◆ TRAVAIL À EFFECTUER: Reproduisez les lignes ci-dessous en substituant « Spring 2014 » à « Spring 2013 », sans rien modifier d'autre.

◆ DONNÉES D'ENTRÉE:
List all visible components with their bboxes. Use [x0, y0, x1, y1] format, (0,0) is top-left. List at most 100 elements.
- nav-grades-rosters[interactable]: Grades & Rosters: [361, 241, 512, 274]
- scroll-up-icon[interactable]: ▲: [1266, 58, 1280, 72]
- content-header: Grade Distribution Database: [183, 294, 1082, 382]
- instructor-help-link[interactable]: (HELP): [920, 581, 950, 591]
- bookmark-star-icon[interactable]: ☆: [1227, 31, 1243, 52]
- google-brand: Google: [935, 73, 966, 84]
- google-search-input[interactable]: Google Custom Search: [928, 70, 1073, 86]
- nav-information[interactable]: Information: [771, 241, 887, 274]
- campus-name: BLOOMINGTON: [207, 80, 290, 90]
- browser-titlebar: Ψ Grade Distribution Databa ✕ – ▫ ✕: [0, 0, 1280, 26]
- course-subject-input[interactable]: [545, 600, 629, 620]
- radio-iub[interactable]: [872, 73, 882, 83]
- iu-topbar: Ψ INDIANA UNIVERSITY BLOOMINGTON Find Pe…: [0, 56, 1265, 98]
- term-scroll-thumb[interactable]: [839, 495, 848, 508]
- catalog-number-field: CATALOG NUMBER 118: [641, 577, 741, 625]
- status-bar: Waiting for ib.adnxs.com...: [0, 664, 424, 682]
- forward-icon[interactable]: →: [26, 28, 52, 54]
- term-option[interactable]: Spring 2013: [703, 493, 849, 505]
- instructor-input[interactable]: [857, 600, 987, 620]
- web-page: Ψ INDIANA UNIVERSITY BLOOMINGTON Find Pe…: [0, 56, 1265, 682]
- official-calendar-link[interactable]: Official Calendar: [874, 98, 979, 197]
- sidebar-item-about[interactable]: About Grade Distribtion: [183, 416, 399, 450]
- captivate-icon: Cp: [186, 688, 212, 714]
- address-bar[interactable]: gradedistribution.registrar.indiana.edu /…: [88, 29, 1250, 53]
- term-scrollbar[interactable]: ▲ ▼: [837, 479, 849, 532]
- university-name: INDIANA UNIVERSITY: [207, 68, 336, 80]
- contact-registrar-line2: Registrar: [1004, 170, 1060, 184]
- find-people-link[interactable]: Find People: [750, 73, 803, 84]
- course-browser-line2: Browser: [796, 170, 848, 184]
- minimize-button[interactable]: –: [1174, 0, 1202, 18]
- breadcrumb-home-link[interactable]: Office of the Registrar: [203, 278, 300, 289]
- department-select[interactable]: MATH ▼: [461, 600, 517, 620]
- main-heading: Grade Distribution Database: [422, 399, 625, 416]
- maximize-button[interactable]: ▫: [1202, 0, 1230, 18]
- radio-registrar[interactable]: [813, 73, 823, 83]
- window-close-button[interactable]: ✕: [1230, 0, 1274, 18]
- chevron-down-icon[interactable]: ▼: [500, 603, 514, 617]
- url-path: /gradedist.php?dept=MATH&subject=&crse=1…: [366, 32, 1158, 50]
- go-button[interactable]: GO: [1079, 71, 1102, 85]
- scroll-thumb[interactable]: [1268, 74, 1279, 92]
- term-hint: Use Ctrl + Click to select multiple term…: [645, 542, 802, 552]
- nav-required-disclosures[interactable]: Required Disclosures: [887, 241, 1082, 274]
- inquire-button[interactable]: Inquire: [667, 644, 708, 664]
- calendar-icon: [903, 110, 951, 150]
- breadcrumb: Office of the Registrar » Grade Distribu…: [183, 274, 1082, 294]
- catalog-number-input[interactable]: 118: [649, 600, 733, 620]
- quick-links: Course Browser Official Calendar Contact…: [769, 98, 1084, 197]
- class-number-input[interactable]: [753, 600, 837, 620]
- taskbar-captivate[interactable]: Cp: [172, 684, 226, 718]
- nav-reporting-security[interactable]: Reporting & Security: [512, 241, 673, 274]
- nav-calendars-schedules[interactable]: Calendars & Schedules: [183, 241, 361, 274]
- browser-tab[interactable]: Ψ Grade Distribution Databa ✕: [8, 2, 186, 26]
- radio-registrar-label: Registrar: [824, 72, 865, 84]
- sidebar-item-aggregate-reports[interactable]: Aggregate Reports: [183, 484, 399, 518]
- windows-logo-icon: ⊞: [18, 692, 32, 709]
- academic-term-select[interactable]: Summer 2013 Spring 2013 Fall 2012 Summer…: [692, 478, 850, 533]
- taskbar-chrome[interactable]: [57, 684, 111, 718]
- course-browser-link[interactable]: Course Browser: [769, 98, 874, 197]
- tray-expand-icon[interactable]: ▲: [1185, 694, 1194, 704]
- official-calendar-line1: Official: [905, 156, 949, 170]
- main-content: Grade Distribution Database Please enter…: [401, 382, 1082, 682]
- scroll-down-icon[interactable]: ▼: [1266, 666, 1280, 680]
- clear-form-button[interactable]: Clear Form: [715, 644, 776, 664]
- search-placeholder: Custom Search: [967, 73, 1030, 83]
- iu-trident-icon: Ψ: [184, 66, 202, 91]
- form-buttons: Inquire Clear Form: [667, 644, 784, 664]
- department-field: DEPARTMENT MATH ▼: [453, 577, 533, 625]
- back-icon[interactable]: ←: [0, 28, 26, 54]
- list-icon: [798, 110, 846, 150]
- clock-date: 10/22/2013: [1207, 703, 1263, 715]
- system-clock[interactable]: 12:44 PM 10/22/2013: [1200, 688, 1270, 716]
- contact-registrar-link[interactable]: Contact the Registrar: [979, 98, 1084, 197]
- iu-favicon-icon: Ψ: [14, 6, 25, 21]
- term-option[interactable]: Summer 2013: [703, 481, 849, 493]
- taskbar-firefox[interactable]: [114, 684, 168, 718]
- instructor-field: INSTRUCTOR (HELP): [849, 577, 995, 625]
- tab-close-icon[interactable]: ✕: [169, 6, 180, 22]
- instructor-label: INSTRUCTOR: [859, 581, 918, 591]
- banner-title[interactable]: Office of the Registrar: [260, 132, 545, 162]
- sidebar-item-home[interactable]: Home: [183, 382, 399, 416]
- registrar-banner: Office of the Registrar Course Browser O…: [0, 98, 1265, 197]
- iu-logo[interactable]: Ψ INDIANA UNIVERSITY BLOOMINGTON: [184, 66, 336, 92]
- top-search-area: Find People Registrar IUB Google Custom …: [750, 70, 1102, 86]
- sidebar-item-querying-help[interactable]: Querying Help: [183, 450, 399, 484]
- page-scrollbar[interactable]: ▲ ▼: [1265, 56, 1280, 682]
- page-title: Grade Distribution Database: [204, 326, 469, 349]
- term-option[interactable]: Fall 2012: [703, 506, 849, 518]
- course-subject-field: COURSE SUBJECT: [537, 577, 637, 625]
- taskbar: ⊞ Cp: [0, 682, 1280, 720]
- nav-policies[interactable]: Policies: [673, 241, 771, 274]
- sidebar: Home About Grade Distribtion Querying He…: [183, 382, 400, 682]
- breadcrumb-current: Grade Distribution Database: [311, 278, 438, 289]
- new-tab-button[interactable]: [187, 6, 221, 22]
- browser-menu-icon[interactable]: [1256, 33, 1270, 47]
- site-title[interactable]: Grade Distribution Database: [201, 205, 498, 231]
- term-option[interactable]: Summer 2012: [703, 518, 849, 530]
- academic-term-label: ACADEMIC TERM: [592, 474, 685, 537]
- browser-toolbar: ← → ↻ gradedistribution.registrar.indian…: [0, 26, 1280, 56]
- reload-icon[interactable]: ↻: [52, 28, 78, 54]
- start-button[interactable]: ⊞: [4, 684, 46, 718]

◆ SOLUTION PROPOSÉE:
List all visible components with their bboxes. Use [x0, y0, x1, y1] format, (0,0) is top-left. List at most 100 elements.
- nav-grades-rosters[interactable]: Grades & Rosters: [361, 241, 512, 274]
- scroll-up-icon[interactable]: ▲: [1266, 58, 1280, 72]
- content-header: Grade Distribution Database: [183, 294, 1082, 382]
- instructor-help-link[interactable]: (HELP): [920, 581, 950, 591]
- bookmark-star-icon[interactable]: ☆: [1227, 31, 1243, 52]
- google-brand: Google: [935, 73, 966, 84]
- google-search-input[interactable]: Google Custom Search: [928, 70, 1073, 86]
- nav-information[interactable]: Information: [771, 241, 887, 274]
- campus-name: BLOOMINGTON: [207, 80, 290, 90]
- browser-titlebar: Ψ Grade Distribution Databa ✕ – ▫ ✕: [0, 0, 1280, 26]
- course-subject-input[interactable]: [545, 600, 629, 620]
- radio-iub[interactable]: [872, 73, 882, 83]
- iu-topbar: Ψ INDIANA UNIVERSITY BLOOMINGTON Find Pe…: [0, 56, 1265, 98]
- term-scroll-thumb[interactable]: [839, 495, 848, 508]
- catalog-number-field: CATALOG NUMBER 118: [641, 577, 741, 625]
- status-bar: Waiting for ib.adnxs.com...: [0, 664, 424, 682]
- forward-icon[interactable]: →: [26, 28, 52, 54]
- term-option[interactable]: Spring 2014: [703, 493, 849, 505]
- instructor-input[interactable]: [857, 600, 987, 620]
- web-page: Ψ INDIANA UNIVERSITY BLOOMINGTON Find Pe…: [0, 56, 1265, 682]
- official-calendar-link[interactable]: Official Calendar: [874, 98, 979, 197]
- sidebar-item-about[interactable]: About Grade Distribtion: [183, 416, 399, 450]
- captivate-icon: Cp: [186, 688, 212, 714]
- address-bar[interactable]: gradedistribution.registrar.indiana.edu /…: [88, 29, 1250, 53]
- term-scrollbar[interactable]: ▲ ▼: [837, 479, 849, 532]
- university-name: INDIANA UNIVERSITY: [207, 68, 336, 80]
- contact-registrar-line2: Registrar: [1004, 170, 1060, 184]
- find-people-link[interactable]: Find People: [750, 73, 803, 84]
- course-browser-line2: Browser: [796, 170, 848, 184]
- minimize-button[interactable]: –: [1174, 0, 1202, 18]
- breadcrumb-home-link[interactable]: Office of the Registrar: [203, 278, 300, 289]
- department-select[interactable]: MATH ▼: [461, 600, 517, 620]
- main-heading: Grade Distribution Database: [422, 399, 625, 416]
- maximize-button[interactable]: ▫: [1202, 0, 1230, 18]
- radio-registrar[interactable]: [813, 73, 823, 83]
- window-close-button[interactable]: ✕: [1230, 0, 1274, 18]
- chevron-down-icon[interactable]: ▼: [500, 603, 514, 617]
- url-path: /gradedist.php?dept=MATH&subject=&crse=1…: [366, 32, 1158, 50]
- go-button[interactable]: GO: [1079, 71, 1102, 85]
- scroll-thumb[interactable]: [1268, 74, 1279, 92]
- term-hint: Use Ctrl + Click to select multiple term…: [645, 542, 802, 552]
- nav-required-disclosures[interactable]: Required Disclosures: [887, 241, 1082, 274]
- inquire-button[interactable]: Inquire: [667, 644, 708, 664]
- calendar-icon: [903, 110, 951, 150]
- breadcrumb: Office of the Registrar » Grade Distribu…: [183, 274, 1082, 294]
- catalog-number-input[interactable]: 118: [649, 600, 733, 620]
- quick-links: Course Browser Official Calendar Contact…: [769, 98, 1084, 197]
- class-number-input[interactable]: [753, 600, 837, 620]
- taskbar-captivate[interactable]: Cp: [172, 684, 226, 718]
- nav-reporting-security[interactable]: Reporting & Security: [512, 241, 673, 274]
- nav-calendars-schedules[interactable]: Calendars & Schedules: [183, 241, 361, 274]
- browser-tab[interactable]: Ψ Grade Distribution Databa ✕: [8, 2, 186, 26]
- radio-registrar-label: Registrar: [824, 72, 865, 84]
- sidebar-item-aggregate-reports[interactable]: Aggregate Reports: [183, 484, 399, 518]
- windows-logo-icon: ⊞: [18, 692, 32, 709]
- academic-term-select[interactable]: Summer 2013 Spring 2014 Fall 2012 Summer…: [692, 478, 850, 533]
- taskbar-chrome[interactable]: [57, 684, 111, 718]
- course-browser-link[interactable]: Course Browser: [769, 98, 874, 197]
- tray-expand-icon[interactable]: ▲: [1185, 694, 1194, 704]
- official-calendar-line1: Official: [905, 156, 949, 170]
- main-content: Grade Distribution Database Please enter…: [401, 382, 1082, 682]
- scroll-down-icon[interactable]: ▼: [1266, 666, 1280, 680]
- clear-form-button[interactable]: Clear Form: [715, 644, 776, 664]
- search-placeholder: Custom Search: [967, 73, 1030, 83]
- iu-trident-icon: Ψ: [184, 66, 202, 91]
- form-buttons: Inquire Clear Form: [667, 644, 784, 664]
- department-field: DEPARTMENT MATH ▼: [453, 577, 533, 625]
- back-icon[interactable]: ←: [0, 28, 26, 54]
- list-icon: [798, 110, 846, 150]
- clock-date: 10/22/2013: [1207, 703, 1263, 715]
- system-clock[interactable]: 12:44 PM 10/22/2013: [1200, 688, 1270, 716]
- contact-registrar-link[interactable]: Contact the Registrar: [979, 98, 1084, 197]
- iu-favicon-icon: Ψ: [14, 6, 25, 21]
- term-option[interactable]: Summer 2013: [703, 481, 849, 493]
- taskbar-firefox[interactable]: [114, 684, 168, 718]
- instructor-field: INSTRUCTOR (HELP): [849, 577, 995, 625]
- tab-close-icon[interactable]: ✕: [169, 6, 180, 22]
- instructor-label: INSTRUCTOR: [859, 581, 918, 591]
- banner-title[interactable]: Office of the Registrar: [260, 132, 545, 162]
- sidebar-item-home[interactable]: Home: [183, 382, 399, 416]
- registrar-banner: Office of the Registrar Course Browser O…: [0, 98, 1265, 197]
- iu-logo[interactable]: Ψ INDIANA UNIVERSITY BLOOMINGTON: [184, 66, 336, 92]
- top-search-area: Find People Registrar IUB Google Custom …: [750, 70, 1102, 86]
- sidebar-item-querying-help[interactable]: Querying Help: [183, 450, 399, 484]
- page-scrollbar[interactable]: ▲ ▼: [1265, 56, 1280, 682]
- page-title: Grade Distribution Database: [204, 326, 469, 349]
- term-option[interactable]: Fall 2012: [703, 506, 849, 518]
- course-subject-field: COURSE SUBJECT: [537, 577, 637, 625]
- taskbar: ⊞ Cp: [0, 682, 1280, 720]
- nav-policies[interactable]: Policies: [673, 241, 771, 274]
- sidebar: Home About Grade Distribtion Querying He…: [183, 382, 400, 682]
- breadcrumb-current: Grade Distribution Database: [311, 278, 438, 289]
- new-tab-button[interactable]: [187, 6, 221, 22]
- browser-menu-icon[interactable]: [1256, 33, 1270, 47]
- site-title[interactable]: Grade Distribution Database: [201, 205, 498, 231]
- term-option[interactable]: Summer 2012: [703, 518, 849, 530]
- academic-term-label: ACADEMIC TERM: [592, 474, 685, 537]
- browser-toolbar: ← → ↻ gradedistribution.registrar.indian…: [0, 26, 1280, 56]
- reload-icon[interactable]: ↻: [52, 28, 78, 54]
- start-button[interactable]: ⊞: [4, 684, 46, 718]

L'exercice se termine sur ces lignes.